'''
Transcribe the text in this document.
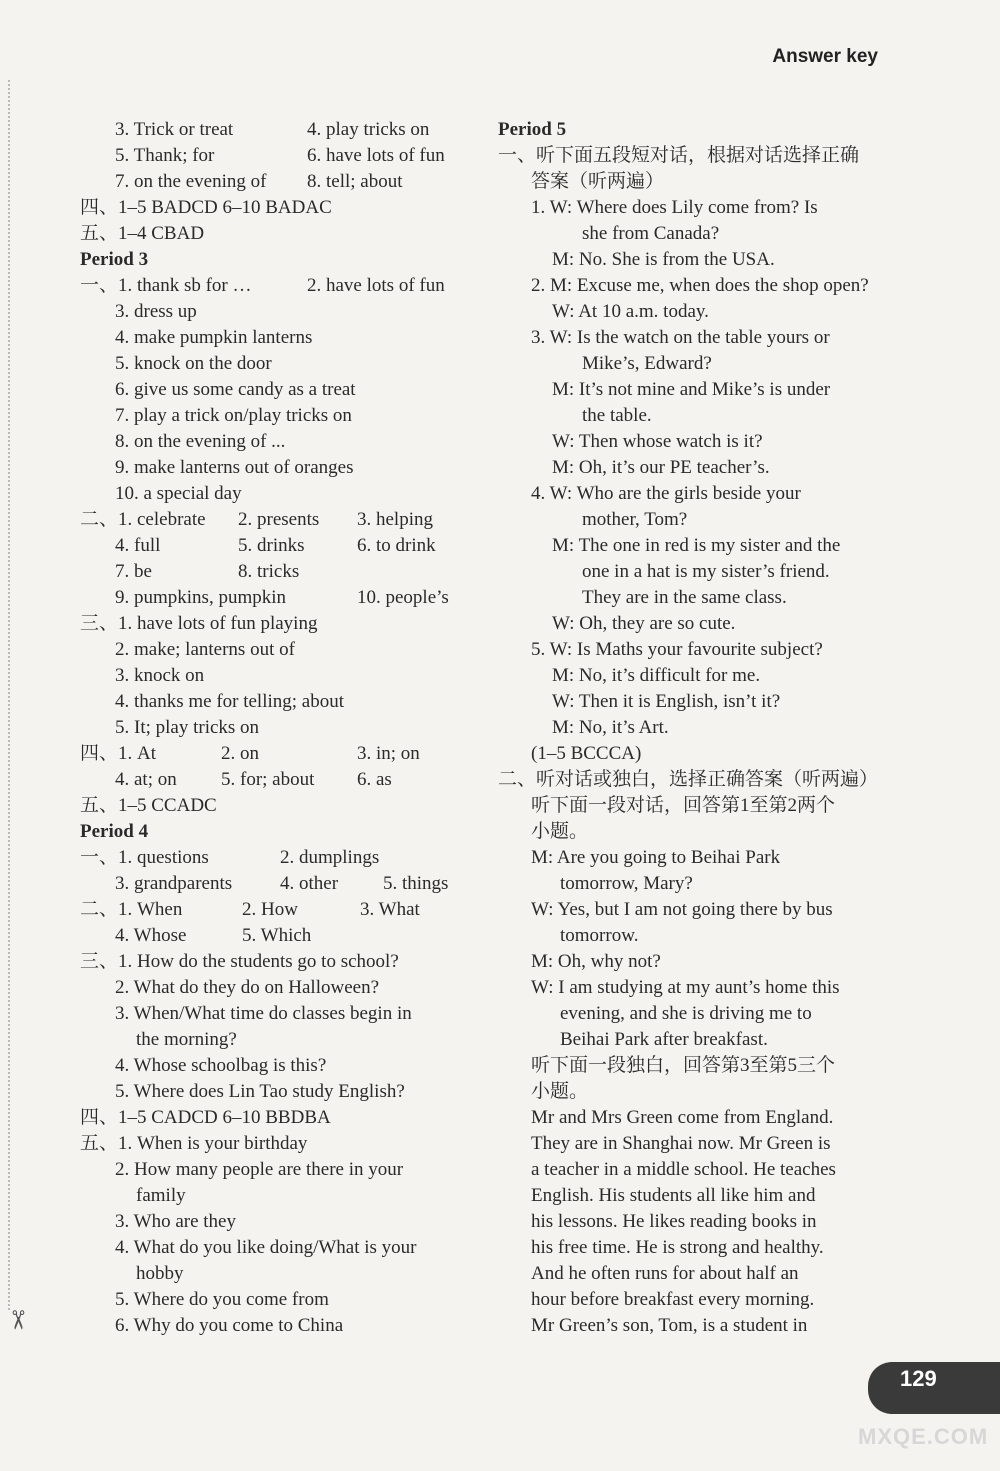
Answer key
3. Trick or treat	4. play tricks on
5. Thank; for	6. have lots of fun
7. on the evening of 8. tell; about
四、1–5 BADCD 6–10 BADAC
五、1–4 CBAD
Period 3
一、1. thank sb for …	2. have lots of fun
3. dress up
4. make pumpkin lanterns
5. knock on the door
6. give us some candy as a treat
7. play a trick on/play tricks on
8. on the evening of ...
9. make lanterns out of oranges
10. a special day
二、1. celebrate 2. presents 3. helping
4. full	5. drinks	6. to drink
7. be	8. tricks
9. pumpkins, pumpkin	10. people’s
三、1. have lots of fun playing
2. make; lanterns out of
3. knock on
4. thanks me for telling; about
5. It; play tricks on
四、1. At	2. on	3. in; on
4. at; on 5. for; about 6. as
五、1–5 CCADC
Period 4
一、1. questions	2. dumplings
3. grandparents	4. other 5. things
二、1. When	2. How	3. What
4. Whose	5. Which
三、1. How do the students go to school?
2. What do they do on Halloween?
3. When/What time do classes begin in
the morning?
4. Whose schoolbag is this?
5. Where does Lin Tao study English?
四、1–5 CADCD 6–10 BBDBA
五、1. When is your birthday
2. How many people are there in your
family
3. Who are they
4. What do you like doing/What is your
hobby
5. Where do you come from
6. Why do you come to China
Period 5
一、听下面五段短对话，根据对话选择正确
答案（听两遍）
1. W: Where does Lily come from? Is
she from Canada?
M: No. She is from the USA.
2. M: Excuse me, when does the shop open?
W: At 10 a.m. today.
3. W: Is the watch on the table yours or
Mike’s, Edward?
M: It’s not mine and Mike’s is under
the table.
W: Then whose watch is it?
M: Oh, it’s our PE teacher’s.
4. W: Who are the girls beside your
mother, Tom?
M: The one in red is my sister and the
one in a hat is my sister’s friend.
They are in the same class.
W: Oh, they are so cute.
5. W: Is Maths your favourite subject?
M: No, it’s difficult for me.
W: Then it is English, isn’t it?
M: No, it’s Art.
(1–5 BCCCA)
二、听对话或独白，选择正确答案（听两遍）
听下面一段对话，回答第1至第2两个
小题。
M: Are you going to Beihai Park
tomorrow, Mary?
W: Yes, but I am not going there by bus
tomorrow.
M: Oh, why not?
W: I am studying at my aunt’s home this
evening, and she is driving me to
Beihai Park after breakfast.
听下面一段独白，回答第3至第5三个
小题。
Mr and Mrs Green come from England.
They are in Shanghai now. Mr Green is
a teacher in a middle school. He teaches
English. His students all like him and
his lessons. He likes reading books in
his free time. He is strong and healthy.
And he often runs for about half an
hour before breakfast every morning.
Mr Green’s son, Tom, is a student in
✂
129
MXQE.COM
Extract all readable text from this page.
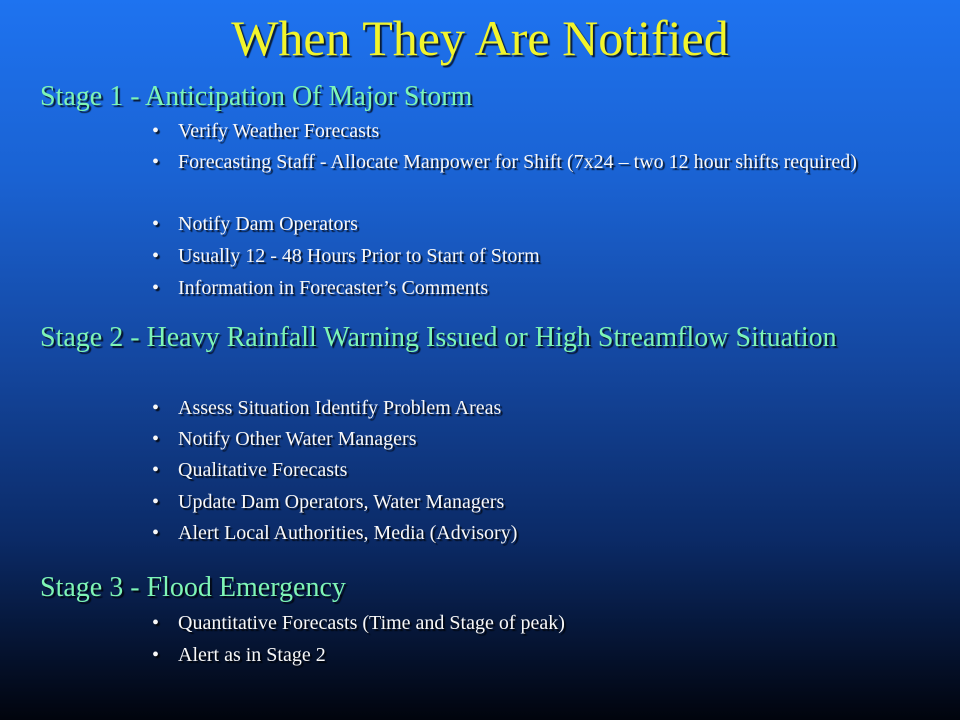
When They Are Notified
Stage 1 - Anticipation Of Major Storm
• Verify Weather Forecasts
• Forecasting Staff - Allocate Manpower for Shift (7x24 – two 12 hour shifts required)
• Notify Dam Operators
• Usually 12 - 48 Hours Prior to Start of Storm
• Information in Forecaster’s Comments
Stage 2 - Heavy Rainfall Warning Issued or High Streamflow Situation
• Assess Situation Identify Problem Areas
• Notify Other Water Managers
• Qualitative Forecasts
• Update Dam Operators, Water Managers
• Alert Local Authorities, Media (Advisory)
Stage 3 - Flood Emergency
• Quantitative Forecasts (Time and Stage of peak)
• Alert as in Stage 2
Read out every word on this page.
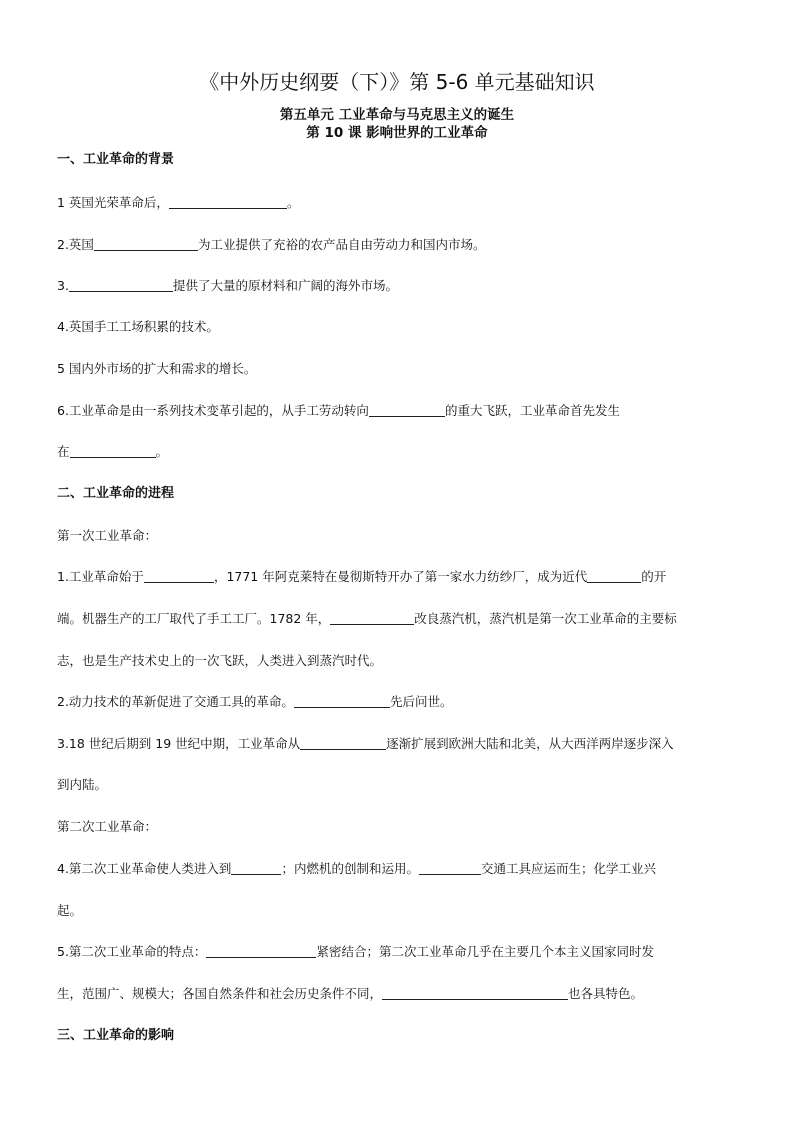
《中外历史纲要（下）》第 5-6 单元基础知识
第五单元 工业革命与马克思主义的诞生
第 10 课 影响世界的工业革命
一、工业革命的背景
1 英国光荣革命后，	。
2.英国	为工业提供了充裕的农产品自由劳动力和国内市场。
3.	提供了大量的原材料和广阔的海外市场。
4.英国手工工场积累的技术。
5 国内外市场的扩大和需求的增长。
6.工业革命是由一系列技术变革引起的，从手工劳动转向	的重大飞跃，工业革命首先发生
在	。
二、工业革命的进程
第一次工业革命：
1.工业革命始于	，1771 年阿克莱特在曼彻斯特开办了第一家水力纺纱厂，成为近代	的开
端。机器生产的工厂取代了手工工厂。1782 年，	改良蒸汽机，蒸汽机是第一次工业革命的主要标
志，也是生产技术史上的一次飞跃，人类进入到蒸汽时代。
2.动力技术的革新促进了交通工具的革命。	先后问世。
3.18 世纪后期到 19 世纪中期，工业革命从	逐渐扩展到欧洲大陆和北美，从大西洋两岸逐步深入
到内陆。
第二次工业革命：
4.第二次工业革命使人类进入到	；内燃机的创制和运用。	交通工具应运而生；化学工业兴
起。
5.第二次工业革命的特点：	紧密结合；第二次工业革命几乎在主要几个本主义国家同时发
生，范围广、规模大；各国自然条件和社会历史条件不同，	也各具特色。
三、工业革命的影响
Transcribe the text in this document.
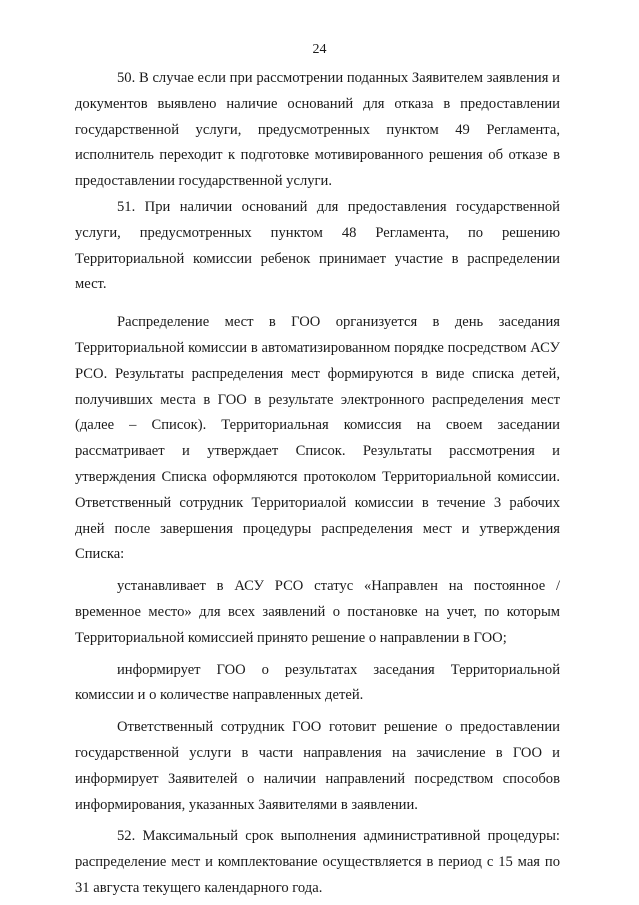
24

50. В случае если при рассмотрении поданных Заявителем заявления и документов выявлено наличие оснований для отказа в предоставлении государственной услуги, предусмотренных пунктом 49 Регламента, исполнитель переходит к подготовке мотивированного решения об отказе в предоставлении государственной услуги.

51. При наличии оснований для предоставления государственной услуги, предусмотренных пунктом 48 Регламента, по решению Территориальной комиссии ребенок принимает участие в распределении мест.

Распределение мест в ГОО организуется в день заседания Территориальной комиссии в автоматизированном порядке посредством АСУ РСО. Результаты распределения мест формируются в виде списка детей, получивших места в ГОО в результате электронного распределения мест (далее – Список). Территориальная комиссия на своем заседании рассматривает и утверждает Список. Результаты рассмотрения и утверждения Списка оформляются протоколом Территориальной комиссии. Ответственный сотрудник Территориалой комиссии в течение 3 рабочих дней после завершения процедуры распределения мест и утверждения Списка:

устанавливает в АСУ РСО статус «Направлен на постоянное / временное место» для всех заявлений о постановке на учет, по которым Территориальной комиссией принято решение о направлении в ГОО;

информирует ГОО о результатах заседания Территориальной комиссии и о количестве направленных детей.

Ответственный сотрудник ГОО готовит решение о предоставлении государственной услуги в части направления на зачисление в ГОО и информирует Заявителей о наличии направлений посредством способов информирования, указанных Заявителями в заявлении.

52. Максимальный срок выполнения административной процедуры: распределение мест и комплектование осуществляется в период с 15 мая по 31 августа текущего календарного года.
'''
Return every line holding the word "lanterns" from the records.

**Final result**
4. make pumpkin lanterns
9. make lanterns out of oranges
2. make; lanterns out of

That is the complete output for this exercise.